Filter the data below for the string "menumpahkan" and copy each matching line.

^^^^

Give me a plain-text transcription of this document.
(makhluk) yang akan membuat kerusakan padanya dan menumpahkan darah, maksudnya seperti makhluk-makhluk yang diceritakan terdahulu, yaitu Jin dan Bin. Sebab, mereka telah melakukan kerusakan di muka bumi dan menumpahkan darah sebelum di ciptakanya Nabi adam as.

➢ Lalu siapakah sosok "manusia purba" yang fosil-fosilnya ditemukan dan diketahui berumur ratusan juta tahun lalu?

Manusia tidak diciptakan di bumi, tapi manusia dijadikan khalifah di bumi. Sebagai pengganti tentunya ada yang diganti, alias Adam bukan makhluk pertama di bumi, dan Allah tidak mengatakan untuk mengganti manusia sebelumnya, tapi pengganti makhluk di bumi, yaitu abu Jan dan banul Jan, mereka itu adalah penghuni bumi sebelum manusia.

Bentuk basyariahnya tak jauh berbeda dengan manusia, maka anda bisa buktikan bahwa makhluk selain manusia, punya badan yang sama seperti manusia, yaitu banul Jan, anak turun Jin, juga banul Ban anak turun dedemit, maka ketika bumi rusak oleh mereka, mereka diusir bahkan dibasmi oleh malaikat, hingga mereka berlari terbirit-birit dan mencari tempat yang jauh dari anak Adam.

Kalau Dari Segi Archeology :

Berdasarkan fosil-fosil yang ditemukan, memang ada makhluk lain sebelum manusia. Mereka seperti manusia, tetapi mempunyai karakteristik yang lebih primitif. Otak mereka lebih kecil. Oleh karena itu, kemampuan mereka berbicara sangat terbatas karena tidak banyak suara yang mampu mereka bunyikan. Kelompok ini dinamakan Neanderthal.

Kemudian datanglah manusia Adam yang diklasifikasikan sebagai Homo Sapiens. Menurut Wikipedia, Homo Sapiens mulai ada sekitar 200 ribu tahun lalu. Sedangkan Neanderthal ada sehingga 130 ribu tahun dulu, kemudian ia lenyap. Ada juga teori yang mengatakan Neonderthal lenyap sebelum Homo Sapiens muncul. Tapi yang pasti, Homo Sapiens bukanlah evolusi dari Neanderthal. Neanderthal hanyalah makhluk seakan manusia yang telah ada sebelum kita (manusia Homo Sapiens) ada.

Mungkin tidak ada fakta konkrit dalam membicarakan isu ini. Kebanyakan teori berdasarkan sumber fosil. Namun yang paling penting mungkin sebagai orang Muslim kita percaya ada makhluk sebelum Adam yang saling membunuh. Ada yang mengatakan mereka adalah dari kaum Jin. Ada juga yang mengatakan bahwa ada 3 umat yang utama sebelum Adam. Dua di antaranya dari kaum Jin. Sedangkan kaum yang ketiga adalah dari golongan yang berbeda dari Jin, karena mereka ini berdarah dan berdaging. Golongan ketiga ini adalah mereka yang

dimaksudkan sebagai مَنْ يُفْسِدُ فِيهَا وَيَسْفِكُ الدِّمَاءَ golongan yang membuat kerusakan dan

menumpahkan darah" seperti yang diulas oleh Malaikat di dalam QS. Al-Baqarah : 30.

^^^^

◆ Exercise solution
(makhluk) yang akan membuat kerusakan padanya dan menumpahkan darah, maksudnya seperti makhluk-makhluk yang diceritakan terdahulu, yaitu Jin dan Bin. Sebab, mereka telah melakukan kerusakan di muka bumi dan menumpahkan darah sebelum di ciptakanya Nabi adam as.
menumpahkan darah" seperti yang diulas oleh Malaikat di dalam QS. Al-Baqarah : 30.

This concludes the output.